Figure content listings:
• • • • •

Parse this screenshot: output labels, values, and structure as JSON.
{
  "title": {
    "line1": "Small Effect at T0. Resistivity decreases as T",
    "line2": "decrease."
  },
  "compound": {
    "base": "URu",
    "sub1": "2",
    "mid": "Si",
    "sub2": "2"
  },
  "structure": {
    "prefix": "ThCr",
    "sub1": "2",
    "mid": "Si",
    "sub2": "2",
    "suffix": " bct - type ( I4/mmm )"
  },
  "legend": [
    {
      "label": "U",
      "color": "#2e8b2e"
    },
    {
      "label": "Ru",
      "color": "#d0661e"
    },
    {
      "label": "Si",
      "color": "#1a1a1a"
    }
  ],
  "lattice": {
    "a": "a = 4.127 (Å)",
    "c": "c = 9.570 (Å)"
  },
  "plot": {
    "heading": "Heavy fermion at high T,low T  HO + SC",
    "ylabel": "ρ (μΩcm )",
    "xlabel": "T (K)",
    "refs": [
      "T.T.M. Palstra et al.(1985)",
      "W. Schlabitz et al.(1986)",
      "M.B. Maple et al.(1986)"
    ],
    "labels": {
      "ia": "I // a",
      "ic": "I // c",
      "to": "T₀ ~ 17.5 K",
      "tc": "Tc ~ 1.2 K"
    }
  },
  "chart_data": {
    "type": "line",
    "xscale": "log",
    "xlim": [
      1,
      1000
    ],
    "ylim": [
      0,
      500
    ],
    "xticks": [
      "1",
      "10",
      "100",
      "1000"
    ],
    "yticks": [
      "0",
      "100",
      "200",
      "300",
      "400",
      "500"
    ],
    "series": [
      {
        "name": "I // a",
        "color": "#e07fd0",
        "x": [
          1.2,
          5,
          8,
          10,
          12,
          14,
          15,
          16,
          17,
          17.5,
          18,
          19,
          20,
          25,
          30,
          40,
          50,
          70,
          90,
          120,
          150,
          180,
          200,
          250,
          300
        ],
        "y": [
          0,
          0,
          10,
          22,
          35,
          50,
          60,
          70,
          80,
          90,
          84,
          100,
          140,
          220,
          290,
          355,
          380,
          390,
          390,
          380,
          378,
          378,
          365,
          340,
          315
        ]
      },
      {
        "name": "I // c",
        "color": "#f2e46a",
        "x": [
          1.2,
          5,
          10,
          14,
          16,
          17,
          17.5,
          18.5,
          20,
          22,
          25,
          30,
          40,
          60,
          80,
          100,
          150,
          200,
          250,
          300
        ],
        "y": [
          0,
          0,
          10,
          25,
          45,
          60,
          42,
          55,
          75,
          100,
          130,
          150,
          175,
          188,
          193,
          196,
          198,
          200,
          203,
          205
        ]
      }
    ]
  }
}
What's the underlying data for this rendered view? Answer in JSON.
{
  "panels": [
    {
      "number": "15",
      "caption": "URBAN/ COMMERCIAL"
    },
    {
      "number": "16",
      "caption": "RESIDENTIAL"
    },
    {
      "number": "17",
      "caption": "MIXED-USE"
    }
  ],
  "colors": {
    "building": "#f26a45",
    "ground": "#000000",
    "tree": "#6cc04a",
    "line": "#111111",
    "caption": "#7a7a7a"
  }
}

• • • • •

### Stated problem
Copy the data above in full, character for character.

### Solved problem
Parse this screenshot: output labels, values, and structure as JSON.
{
  "title": {
    "line1": "Small Effect at T0. Resistivity decreases as T",
    "line2": "decrease."
  },
  "compound": {
    "base": "URu",
    "sub1": "2",
    "mid": "Si",
    "sub2": "2"
  },
  "structure": {
    "prefix": "ThCr",
    "sub1": "2",
    "mid": "Si",
    "sub2": "2",
    "suffix": " bct - type ( I4/mmm )"
  },
  "legend": [
    {
      "label": "U",
      "color": "#2e8b2e"
    },
    {
      "label": "Ru",
      "color": "#d0661e"
    },
    {
      "label": "Si",
      "color": "#1a1a1a"
    }
  ],
  "lattice": {
    "a": "a = 4.127 (Å)",
    "c": "c = 9.570 (Å)"
  },
  "plot": {
    "heading": "Heavy fermion at high T,low T  HO + SC",
    "ylabel": "ρ (μΩcm )",
    "xlabel": "T (K)",
    "refs": [
      "T.T.M. Palstra et al.(1985)",
      "W. Schlabitz et al.(1986)",
      "M.B. Maple et al.(1986)"
    ],
    "labels": {
      "ia": "I // a",
      "ic": "I // c",
      "to": "T₀ ~ 17.5 K",
      "tc": "Tc ~ 1.2 K"
    }
  },
  "chart_data": {
    "type": "line",
    "xscale": "log",
    "xlim": [
      1,
      1000
    ],
    "ylim": [
      0,
      500
    ],
    "xticks": [
      "1",
      "10",
      "100",
      "1000"
    ],
    "yticks": [
      "0",
      "100",
      "200",
      "300",
      "400",
      "500"
    ],
    "series": [
      {
        "name": "I // a",
        "color": "#e07fd0",
        "x": [
          1.2,
          5,
          8,
          10,
          12,
          14,
          15,
          16,
          17,
          17.5,
          18,
          19,
          20,
          25,
          30,
          40,
          50,
          70,
          90,
          120,
          150,
          180,
          200,
          250,
          300
        ],
        "y": [
          0,
          0,
          10,
          22,
          35,
          50,
          60,
          70,
          80,
          90,
          84,
          100,
          140,
          220,
          290,
          355,
          380,
          390,
          390,
          380,
          378,
          378,
          365,
          340,
          315
        ]
      },
      {
        "name": "I // c",
        "color": "#f2e46a",
        "x": [
          1.2,
          5,
          10,
          14,
          16,
          17,
          17.5,
          18.5,
          20,
          22,
          25,
          30,
          40,
          60,
          80,
          100,
          150,
          200,
          250,
          300
        ],
        "y": [
          0,
          0,
          10,
          25,
          45,
          60,
          42,
          55,
          75,
          100,
          130,
          150,
          175,
          188,
          193,
          196,
          198,
          200,
          203,
          205
        ]
      }
    ]
  }
}
What's the underlying data for this rendered view? Answer in JSON.
{
  "panels": [
    {
      "number": "15",
      "caption": "URBAN/ COMMERCIAL"
    },
    {
      "number": "16",
      "caption": "RESIDENTIAL"
    },
    {
      "number": "17",
      "caption": "MIXED-USE"
    }
  ],
  "colors": {
    "building": "#f26a45",
    "ground": "#000000",
    "tree": "#6cc04a",
    "line": "#111111",
    "caption": "#7a7a7a"
  }
}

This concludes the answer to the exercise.